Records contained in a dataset

■ ■ ■ ■

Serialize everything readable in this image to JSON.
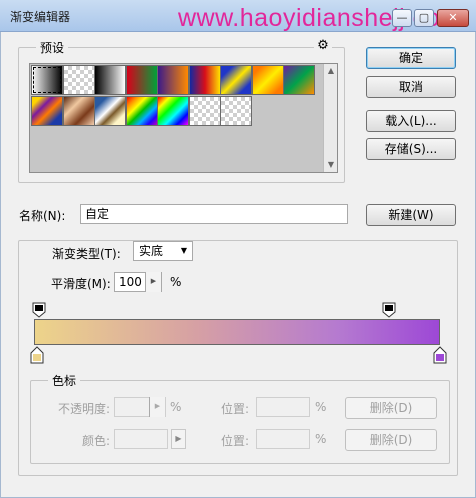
{
  "window": {
    "title": "渐变编辑器",
    "watermark": "www.haoyidianshejj.co",
    "minimize": "—",
    "maximize": "▢",
    "close": "✕"
  },
  "presets": {
    "label": "预设",
    "gear_icon": "gear-icon",
    "scroll_up": "▲",
    "scroll_down": "▼",
    "swatches": [
      {
        "name": "black-white",
        "css": "linear-gradient(to right,#ffffff,#000000)"
      },
      {
        "name": "foreground-transparent",
        "css": "checker"
      },
      {
        "name": "black-to-white",
        "css": "linear-gradient(to right,#000000,#ffffff)"
      },
      {
        "name": "red-green",
        "css": "linear-gradient(to right,#d8001a,#00a13a)"
      },
      {
        "name": "violet-orange",
        "css": "linear-gradient(to right,#3b1a8a,#ff8a00)"
      },
      {
        "name": "blue-red-yellow",
        "css": "linear-gradient(to right,#1428a0,#d80e1a,#ffe000)"
      },
      {
        "name": "blue-yellow-blue",
        "css": "linear-gradient(135deg,#1f36c8 20%,#ffe600 50%,#1f36c8 80%)"
      },
      {
        "name": "orange-yellow-orange",
        "css": "linear-gradient(135deg,#ff7a00 15%,#ffee00 50%,#ff7a00 85%)"
      },
      {
        "name": "violet-green-orange",
        "css": "linear-gradient(135deg,#6e1ca0,#00a24a,#ff8c00)"
      },
      {
        "name": "yellow-violet-orange-blue",
        "css": "linear-gradient(135deg,#ffd400 15%,#7a1aa0 35%,#ff7a00 55%,#1a3aa8 80%)"
      },
      {
        "name": "copper",
        "css": "linear-gradient(135deg,#5a2a14,#f0c8a0,#7a3a1a,#f4d0b0)"
      },
      {
        "name": "chrome",
        "css": "linear-gradient(135deg,#2a5aa0 20%,#ffffff 45%,#7a5a2a 60%,#fff6c8 80%)"
      },
      {
        "name": "spectrum",
        "css": "linear-gradient(135deg,#ff0000,#ff8c00,#ffff00,#00c000,#00b0ff,#2000ff,#c000c0)"
      },
      {
        "name": "transparent-rainbow",
        "css": "linear-gradient(135deg,#ff0000,#ffff00,#00ff00,#00ffff,#0000ff,#ff00ff)"
      },
      {
        "name": "transparent-stripes",
        "css": "checker"
      },
      {
        "name": "neutral-density",
        "css": "checker"
      }
    ]
  },
  "buttons": {
    "ok": "确定",
    "cancel": "取消",
    "load": "载入(L)...",
    "save": "存储(S)...",
    "new": "新建(W)"
  },
  "name_row": {
    "label": "名称(N):",
    "value": "自定"
  },
  "gradient": {
    "type_label": "渐变类型(T):",
    "type_value": "实底",
    "smoothness_label": "平滑度(M):",
    "smoothness_value": "100",
    "smoothness_unit": "%",
    "bar_colors": [
      "#edd48a",
      "#d6a0a4",
      "#b57ad0",
      "#9d48d6"
    ]
  },
  "color_stops": {
    "label": "色标",
    "opacity_label": "不透明度:",
    "opacity_value": "",
    "opacity_unit": "%",
    "location_label": "位置:",
    "location_value": "",
    "location_unit": "%",
    "delete": "删除(D)",
    "color_label": "颜色:",
    "color_value": "",
    "location2_label": "位置:",
    "location2_value": "",
    "location2_unit": "%",
    "delete2": "删除(D)"
  }
}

■ ■ ■ ■

» **WHAT IS NEEDED**
Quote the entries above word for word. Leave the images out.

» **TASK RESULT**
Serialize everything readable in this image to JSON.
{
  "window": {
    "title": "渐变编辑器",
    "watermark": "www.haoyidianshejj.co",
    "minimize": "—",
    "maximize": "▢",
    "close": "✕"
  },
  "presets": {
    "label": "预设",
    "gear_icon": "gear-icon",
    "scroll_up": "▲",
    "scroll_down": "▼",
    "swatches": [
      {
        "name": "black-white",
        "css": "linear-gradient(to right,#ffffff,#000000)"
      },
      {
        "name": "foreground-transparent",
        "css": "checker"
      },
      {
        "name": "black-to-white",
        "css": "linear-gradient(to right,#000000,#ffffff)"
      },
      {
        "name": "red-green",
        "css": "linear-gradient(to right,#d8001a,#00a13a)"
      },
      {
        "name": "violet-orange",
        "css": "linear-gradient(to right,#3b1a8a,#ff8a00)"
      },
      {
        "name": "blue-red-yellow",
        "css": "linear-gradient(to right,#1428a0,#d80e1a,#ffe000)"
      },
      {
        "name": "blue-yellow-blue",
        "css": "linear-gradient(135deg,#1f36c8 20%,#ffe600 50%,#1f36c8 80%)"
      },
      {
        "name": "orange-yellow-orange",
        "css": "linear-gradient(135deg,#ff7a00 15%,#ffee00 50%,#ff7a00 85%)"
      },
      {
        "name": "violet-green-orange",
        "css": "linear-gradient(135deg,#6e1ca0,#00a24a,#ff8c00)"
      },
      {
        "name": "yellow-violet-orange-blue",
        "css": "linear-gradient(135deg,#ffd400 15%,#7a1aa0 35%,#ff7a00 55%,#1a3aa8 80%)"
      },
      {
        "name": "copper",
        "css": "linear-gradient(135deg,#5a2a14,#f0c8a0,#7a3a1a,#f4d0b0)"
      },
      {
        "name": "chrome",
        "css": "linear-gradient(135deg,#2a5aa0 20%,#ffffff 45%,#7a5a2a 60%,#fff6c8 80%)"
      },
      {
        "name": "spectrum",
        "css": "linear-gradient(135deg,#ff0000,#ff8c00,#ffff00,#00c000,#00b0ff,#2000ff,#c000c0)"
      },
      {
        "name": "transparent-rainbow",
        "css": "linear-gradient(135deg,#ff0000,#ffff00,#00ff00,#00ffff,#0000ff,#ff00ff)"
      },
      {
        "name": "transparent-stripes",
        "css": "checker"
      },
      {
        "name": "neutral-density",
        "css": "checker"
      }
    ]
  },
  "buttons": {
    "ok": "确定",
    "cancel": "取消",
    "load": "载入(L)...",
    "save": "存储(S)...",
    "new": "新建(W)"
  },
  "name_row": {
    "label": "名称(N):",
    "value": "自定"
  },
  "gradient": {
    "type_label": "渐变类型(T):",
    "type_value": "实底",
    "smoothness_label": "平滑度(M):",
    "smoothness_value": "100",
    "smoothness_unit": "%",
    "bar_colors": [
      "#edd48a",
      "#d6a0a4",
      "#b57ad0",
      "#9d48d6"
    ]
  },
  "color_stops": {
    "label": "色标",
    "opacity_label": "不透明度:",
    "opacity_value": "",
    "opacity_unit": "%",
    "location_label": "位置:",
    "location_value": "",
    "location_unit": "%",
    "delete": "删除(D)",
    "color_label": "颜色:",
    "color_value": "",
    "location2_label": "位置:",
    "location2_value": "",
    "location2_unit": "%",
    "delete2": "删除(D)"
  }
}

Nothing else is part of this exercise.